Stated goal →
Reproduce the rows from the beginning through the line containing "x-tick-label-2021: 2021 (480, 378, 500, 419)", inclusive, replacing "left-axis-tick-label" with "primary-axis-tick-label" and leaving everything else unchanged.

Data listing:
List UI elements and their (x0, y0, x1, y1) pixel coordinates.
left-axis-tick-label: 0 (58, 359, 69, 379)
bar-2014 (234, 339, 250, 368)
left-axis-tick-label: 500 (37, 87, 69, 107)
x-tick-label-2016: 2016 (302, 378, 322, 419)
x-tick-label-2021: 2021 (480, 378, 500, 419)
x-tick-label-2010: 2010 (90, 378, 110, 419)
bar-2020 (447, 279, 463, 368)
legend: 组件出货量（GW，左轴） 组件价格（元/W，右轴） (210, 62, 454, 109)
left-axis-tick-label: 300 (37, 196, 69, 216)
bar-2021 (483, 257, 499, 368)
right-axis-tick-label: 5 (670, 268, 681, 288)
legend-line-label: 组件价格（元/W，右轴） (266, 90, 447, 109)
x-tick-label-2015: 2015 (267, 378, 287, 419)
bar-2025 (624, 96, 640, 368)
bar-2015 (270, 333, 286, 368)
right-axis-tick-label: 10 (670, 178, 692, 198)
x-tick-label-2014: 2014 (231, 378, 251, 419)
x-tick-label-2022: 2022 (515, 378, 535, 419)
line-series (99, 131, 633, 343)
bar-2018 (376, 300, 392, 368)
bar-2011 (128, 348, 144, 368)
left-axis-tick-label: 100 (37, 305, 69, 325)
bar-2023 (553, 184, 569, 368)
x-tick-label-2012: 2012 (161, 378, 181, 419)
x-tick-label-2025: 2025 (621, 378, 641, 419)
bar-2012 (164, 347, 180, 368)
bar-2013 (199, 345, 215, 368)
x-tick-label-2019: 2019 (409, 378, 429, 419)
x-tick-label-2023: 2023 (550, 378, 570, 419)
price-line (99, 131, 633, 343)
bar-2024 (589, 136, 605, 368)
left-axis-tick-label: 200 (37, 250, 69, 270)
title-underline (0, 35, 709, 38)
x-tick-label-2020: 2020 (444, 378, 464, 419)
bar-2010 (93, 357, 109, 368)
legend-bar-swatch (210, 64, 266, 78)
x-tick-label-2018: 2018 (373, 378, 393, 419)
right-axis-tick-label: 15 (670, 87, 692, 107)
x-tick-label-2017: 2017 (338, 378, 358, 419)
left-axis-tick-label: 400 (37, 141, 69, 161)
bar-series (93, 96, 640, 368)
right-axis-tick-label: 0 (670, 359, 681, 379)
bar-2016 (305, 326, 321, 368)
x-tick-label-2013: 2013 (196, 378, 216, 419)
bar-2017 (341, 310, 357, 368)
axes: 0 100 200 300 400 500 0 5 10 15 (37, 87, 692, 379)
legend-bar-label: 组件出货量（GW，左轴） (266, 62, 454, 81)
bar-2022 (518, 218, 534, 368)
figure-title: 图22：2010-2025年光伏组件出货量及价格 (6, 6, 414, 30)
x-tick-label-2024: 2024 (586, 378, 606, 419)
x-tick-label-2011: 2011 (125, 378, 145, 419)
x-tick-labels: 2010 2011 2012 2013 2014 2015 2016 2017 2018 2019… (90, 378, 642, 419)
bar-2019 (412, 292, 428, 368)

Correct result →
List UI elements and their (x0, y0, x1, y1) pixel coordinates.
primary-axis-tick-label: 0 (58, 359, 69, 379)
bar-2014 (234, 339, 250, 368)
primary-axis-tick-label: 500 (37, 87, 69, 107)
x-tick-label-2016: 2016 (302, 378, 322, 419)
x-tick-label-2021: 2021 (480, 378, 500, 419)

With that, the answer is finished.